Requirements: Drop the images; return everything else in the listing below exactly.

==============================

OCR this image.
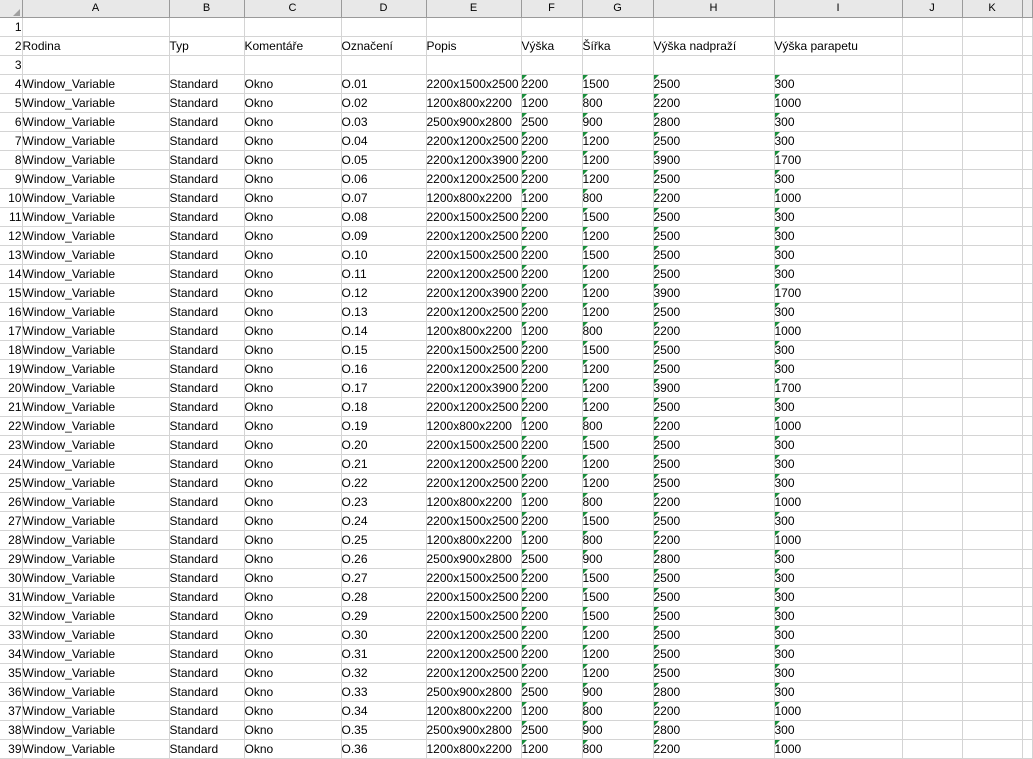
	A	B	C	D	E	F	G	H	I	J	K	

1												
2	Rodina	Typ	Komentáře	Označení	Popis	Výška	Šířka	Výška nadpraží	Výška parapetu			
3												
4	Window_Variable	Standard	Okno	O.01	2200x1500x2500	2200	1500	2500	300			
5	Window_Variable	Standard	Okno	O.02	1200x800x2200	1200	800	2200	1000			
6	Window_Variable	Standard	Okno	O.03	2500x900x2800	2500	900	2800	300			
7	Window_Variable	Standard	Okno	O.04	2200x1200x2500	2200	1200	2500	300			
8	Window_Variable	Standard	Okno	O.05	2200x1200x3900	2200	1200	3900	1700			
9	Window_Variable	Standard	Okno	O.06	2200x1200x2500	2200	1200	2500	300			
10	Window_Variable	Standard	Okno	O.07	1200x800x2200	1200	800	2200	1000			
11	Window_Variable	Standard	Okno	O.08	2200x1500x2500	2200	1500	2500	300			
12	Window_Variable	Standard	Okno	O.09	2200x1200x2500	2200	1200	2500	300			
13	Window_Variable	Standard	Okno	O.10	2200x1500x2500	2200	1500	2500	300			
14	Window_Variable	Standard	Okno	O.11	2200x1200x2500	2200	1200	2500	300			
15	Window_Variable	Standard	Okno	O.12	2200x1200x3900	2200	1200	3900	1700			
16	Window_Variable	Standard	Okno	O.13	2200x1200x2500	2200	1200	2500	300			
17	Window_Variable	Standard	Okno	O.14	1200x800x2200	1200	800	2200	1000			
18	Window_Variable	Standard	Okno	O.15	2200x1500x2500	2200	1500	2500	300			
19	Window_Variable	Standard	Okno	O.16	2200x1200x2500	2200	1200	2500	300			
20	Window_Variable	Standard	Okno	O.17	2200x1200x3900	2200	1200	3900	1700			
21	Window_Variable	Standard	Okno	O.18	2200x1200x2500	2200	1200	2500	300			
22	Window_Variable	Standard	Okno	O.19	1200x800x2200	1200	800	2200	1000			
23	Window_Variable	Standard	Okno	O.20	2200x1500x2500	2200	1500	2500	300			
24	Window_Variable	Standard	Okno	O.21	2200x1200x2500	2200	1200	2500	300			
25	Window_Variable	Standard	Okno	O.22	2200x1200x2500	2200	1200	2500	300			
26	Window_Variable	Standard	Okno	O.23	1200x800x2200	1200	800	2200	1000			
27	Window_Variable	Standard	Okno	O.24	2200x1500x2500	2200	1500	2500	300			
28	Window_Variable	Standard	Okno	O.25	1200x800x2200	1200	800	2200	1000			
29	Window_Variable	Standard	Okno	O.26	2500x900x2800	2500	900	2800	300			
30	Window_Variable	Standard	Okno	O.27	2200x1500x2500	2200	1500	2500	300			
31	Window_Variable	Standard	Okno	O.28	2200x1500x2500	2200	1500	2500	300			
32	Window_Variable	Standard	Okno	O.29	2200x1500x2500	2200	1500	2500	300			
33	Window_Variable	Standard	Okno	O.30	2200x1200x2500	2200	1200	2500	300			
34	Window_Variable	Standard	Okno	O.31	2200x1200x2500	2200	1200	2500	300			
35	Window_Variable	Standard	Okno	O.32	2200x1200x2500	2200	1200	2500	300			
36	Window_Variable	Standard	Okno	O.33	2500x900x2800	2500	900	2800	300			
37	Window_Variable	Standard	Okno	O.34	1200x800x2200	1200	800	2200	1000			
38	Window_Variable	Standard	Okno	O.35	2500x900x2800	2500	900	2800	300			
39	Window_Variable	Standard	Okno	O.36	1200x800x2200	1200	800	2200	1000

==============================

Solved problem:
OCR this image.
	A	B	C	D	E	F	G	H	I	J	K	

1												
2	Rodina	Typ	Komentáře	Označení	Popis	Výška	Šířka	Výška nadpraží	Výška parapetu			
3												
4	Window_Variable	Standard	Okno	O.01	2200x1500x2500	2200	1500	2500	300			
5	Window_Variable	Standard	Okno	O.02	1200x800x2200	1200	800	2200	1000			
6	Window_Variable	Standard	Okno	O.03	2500x900x2800	2500	900	2800	300			
7	Window_Variable	Standard	Okno	O.04	2200x1200x2500	2200	1200	2500	300			
8	Window_Variable	Standard	Okno	O.05	2200x1200x3900	2200	1200	3900	1700			
9	Window_Variable	Standard	Okno	O.06	2200x1200x2500	2200	1200	2500	300			
10	Window_Variable	Standard	Okno	O.07	1200x800x2200	1200	800	2200	1000			
11	Window_Variable	Standard	Okno	O.08	2200x1500x2500	2200	1500	2500	300			
12	Window_Variable	Standard	Okno	O.09	2200x1200x2500	2200	1200	2500	300			
13	Window_Variable	Standard	Okno	O.10	2200x1500x2500	2200	1500	2500	300			
14	Window_Variable	Standard	Okno	O.11	2200x1200x2500	2200	1200	2500	300			
15	Window_Variable	Standard	Okno	O.12	2200x1200x3900	2200	1200	3900	1700			
16	Window_Variable	Standard	Okno	O.13	2200x1200x2500	2200	1200	2500	300			
17	Window_Variable	Standard	Okno	O.14	1200x800x2200	1200	800	2200	1000			
18	Window_Variable	Standard	Okno	O.15	2200x1500x2500	2200	1500	2500	300			
19	Window_Variable	Standard	Okno	O.16	2200x1200x2500	2200	1200	2500	300			
20	Window_Variable	Standard	Okno	O.17	2200x1200x3900	2200	1200	3900	1700			
21	Window_Variable	Standard	Okno	O.18	2200x1200x2500	2200	1200	2500	300			
22	Window_Variable	Standard	Okno	O.19	1200x800x2200	1200	800	2200	1000			
23	Window_Variable	Standard	Okno	O.20	2200x1500x2500	2200	1500	2500	300			
24	Window_Variable	Standard	Okno	O.21	2200x1200x2500	2200	1200	2500	300			
25	Window_Variable	Standard	Okno	O.22	2200x1200x2500	2200	1200	2500	300			
26	Window_Variable	Standard	Okno	O.23	1200x800x2200	1200	800	2200	1000			
27	Window_Variable	Standard	Okno	O.24	2200x1500x2500	2200	1500	2500	300			
28	Window_Variable	Standard	Okno	O.25	1200x800x2200	1200	800	2200	1000			
29	Window_Variable	Standard	Okno	O.26	2500x900x2800	2500	900	2800	300			
30	Window_Variable	Standard	Okno	O.27	2200x1500x2500	2200	1500	2500	300			
31	Window_Variable	Standard	Okno	O.28	2200x1500x2500	2200	1500	2500	300			
32	Window_Variable	Standard	Okno	O.29	2200x1500x2500	2200	1500	2500	300			
33	Window_Variable	Standard	Okno	O.30	2200x1200x2500	2200	1200	2500	300			
34	Window_Variable	Standard	Okno	O.31	2200x1200x2500	2200	1200	2500	300			
35	Window_Variable	Standard	Okno	O.32	2200x1200x2500	2200	1200	2500	300			
36	Window_Variable	Standard	Okno	O.33	2500x900x2800	2500	900	2800	300			
37	Window_Variable	Standard	Okno	O.34	1200x800x2200	1200	800	2200	1000			
38	Window_Variable	Standard	Okno	O.35	2500x900x2800	2500	900	2800	300			
39	Window_Variable	Standard	Okno	O.36	1200x800x2200	1200	800	2200	1000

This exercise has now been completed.